Jednym ze sposobem zapewnienia opieki dzieciom, które zostały pokrzywdzone przez los jest rodzina zastępcza. To w niej młodzi ludzie mogą znaleźć ciepło, otuchę i troskę.

Zaczynałam jako pogotowie rodzinne, potem byłam rodziną zastępczą, teraz jestem zawodową rodziną zastępczą. Momentami są trudności i łzy, ale wszystko to jest przepełnione radością i miłością. Gdy do domu trafia kolejne dziecko to wszyscy świętujemy

- mówi Zdzisława Czop, mama zastępcza. - Trzeba zacząć wszystko od początku, na nowo poukładać nasze dotychczasowe życie. Wszystkie moje dzieci cieszą się, gdy pojawiają się nowe. Mam dwójkę własnych dzieci, które są już dorosłe. W wolnych chwilach uczestniczą w opiece nad dziećmi. Choć bywają dni trudne, to nigdy nie żałowałam , a taką decyzję podjęłabym drugi raz.

Choć opieka nad dziećmi z założenia ma być tylko czasowa, to dzieci i opiekunowie przywązują się do siebie.
########################################
Polecenie —
Czy przepiszesz słowo w słowo część fragmentu o rodzinie zastępczej, zaczynając od „Zaczynałam jako pogotowie” i kończąc na „podjęłabym drugi raz.”? Zapisy pochodzą z innego źródła niż powyższy fragment.
########################################
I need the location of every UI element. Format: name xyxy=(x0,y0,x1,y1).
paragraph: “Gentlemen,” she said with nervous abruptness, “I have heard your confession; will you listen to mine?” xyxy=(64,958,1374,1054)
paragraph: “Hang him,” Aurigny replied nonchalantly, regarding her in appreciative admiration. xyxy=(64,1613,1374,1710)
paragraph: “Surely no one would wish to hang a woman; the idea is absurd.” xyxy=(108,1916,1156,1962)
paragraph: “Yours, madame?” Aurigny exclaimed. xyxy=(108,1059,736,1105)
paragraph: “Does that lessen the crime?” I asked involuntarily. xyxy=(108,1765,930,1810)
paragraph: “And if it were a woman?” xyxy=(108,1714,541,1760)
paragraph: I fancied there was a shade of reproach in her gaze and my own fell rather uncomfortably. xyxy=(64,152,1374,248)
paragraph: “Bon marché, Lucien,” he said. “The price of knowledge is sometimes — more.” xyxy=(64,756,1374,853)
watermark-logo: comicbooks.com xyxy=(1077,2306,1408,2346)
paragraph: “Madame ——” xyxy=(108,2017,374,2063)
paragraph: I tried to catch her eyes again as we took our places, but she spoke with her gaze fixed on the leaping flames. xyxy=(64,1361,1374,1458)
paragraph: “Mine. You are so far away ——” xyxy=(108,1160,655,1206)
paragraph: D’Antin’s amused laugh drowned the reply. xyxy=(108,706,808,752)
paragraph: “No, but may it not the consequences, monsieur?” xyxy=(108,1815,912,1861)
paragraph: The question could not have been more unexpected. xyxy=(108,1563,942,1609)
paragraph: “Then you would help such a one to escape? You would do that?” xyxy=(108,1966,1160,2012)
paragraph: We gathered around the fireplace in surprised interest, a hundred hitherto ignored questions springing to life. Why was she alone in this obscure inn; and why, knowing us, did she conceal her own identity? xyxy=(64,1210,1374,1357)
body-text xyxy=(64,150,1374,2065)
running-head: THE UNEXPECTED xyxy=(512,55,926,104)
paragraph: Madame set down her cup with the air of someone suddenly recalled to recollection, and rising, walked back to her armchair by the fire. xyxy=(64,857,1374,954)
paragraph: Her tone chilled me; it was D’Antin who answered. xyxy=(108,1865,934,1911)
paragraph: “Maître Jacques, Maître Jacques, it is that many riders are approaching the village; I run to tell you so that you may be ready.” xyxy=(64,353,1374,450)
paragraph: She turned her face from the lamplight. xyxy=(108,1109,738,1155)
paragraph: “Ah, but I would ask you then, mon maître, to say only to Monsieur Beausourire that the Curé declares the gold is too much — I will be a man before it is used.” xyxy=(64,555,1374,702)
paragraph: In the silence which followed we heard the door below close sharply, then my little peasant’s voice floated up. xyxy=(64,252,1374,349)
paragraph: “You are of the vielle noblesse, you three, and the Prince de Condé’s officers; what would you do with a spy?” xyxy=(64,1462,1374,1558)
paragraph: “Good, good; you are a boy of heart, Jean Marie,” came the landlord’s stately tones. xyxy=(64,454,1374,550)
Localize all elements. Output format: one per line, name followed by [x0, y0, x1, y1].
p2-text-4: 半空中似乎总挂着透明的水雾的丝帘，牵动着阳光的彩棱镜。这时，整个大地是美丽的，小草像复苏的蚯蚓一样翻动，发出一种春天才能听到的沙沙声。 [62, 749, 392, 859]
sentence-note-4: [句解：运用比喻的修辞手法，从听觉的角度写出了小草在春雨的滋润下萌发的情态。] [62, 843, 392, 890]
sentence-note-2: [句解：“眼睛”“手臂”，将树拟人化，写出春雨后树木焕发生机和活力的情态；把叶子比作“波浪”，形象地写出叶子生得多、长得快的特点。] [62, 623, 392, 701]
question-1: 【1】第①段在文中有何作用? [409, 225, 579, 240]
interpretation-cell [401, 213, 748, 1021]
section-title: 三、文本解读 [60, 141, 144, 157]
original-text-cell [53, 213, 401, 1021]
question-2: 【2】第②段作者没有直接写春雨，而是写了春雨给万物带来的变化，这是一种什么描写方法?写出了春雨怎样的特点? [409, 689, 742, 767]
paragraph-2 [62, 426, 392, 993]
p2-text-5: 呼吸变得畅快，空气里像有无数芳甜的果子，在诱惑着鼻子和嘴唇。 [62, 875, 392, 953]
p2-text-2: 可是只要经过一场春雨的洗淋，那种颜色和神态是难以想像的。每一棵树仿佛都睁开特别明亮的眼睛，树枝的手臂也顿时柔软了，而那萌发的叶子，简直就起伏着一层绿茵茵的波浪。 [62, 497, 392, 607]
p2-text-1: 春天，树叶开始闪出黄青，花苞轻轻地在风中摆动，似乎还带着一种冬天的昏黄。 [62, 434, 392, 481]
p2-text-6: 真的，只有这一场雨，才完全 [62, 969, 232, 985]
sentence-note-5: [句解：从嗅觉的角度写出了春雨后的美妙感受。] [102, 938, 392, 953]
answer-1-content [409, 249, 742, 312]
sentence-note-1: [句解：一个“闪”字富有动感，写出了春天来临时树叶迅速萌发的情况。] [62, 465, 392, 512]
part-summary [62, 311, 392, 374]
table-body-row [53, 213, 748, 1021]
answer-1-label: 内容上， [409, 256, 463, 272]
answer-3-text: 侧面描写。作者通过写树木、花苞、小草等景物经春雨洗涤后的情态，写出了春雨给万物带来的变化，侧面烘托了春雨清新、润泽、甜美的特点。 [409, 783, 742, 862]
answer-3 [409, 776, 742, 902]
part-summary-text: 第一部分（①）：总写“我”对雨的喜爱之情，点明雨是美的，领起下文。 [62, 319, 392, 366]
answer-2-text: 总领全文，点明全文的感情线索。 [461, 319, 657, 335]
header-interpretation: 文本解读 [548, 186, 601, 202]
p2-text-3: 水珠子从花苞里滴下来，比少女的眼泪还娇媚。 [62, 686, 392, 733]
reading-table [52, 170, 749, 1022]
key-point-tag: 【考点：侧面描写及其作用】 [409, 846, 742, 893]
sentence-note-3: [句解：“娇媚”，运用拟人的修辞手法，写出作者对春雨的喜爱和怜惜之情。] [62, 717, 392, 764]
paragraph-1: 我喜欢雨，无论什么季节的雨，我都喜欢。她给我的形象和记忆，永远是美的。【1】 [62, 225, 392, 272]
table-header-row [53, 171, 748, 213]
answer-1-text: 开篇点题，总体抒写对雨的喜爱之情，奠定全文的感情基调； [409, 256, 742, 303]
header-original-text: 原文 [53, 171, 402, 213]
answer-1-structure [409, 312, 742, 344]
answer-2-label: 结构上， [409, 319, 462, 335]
########################################
Gotowa odpowiedź —
Zaczynałam jako pogotowie rodzinne, potem byłam rodziną zastępczą, teraz jestem zawodową rodziną zastępczą. Momentami są trudności i łzy, ale wszystko to jest przepełnione radością i miłością. Gdy do domu trafia kolejne dziecko to wszyscy świętujemy

- mówi Zdzisława Czop, mama zastępcza. - Trzeba zacząć wszystko od początku, na nowo poukładać nasze dotychczasowe życie. Wszystkie moje dzieci cieszą się, gdy pojawiają się nowe. Mam dwójkę własnych dzieci, które są już dorosłe. W wolnych chwilach uczestniczą w opiece nad dziećmi. Choć bywają dni trudne, to nigdy nie żałowałam , a taką decyzję podjęłabym drugi raz.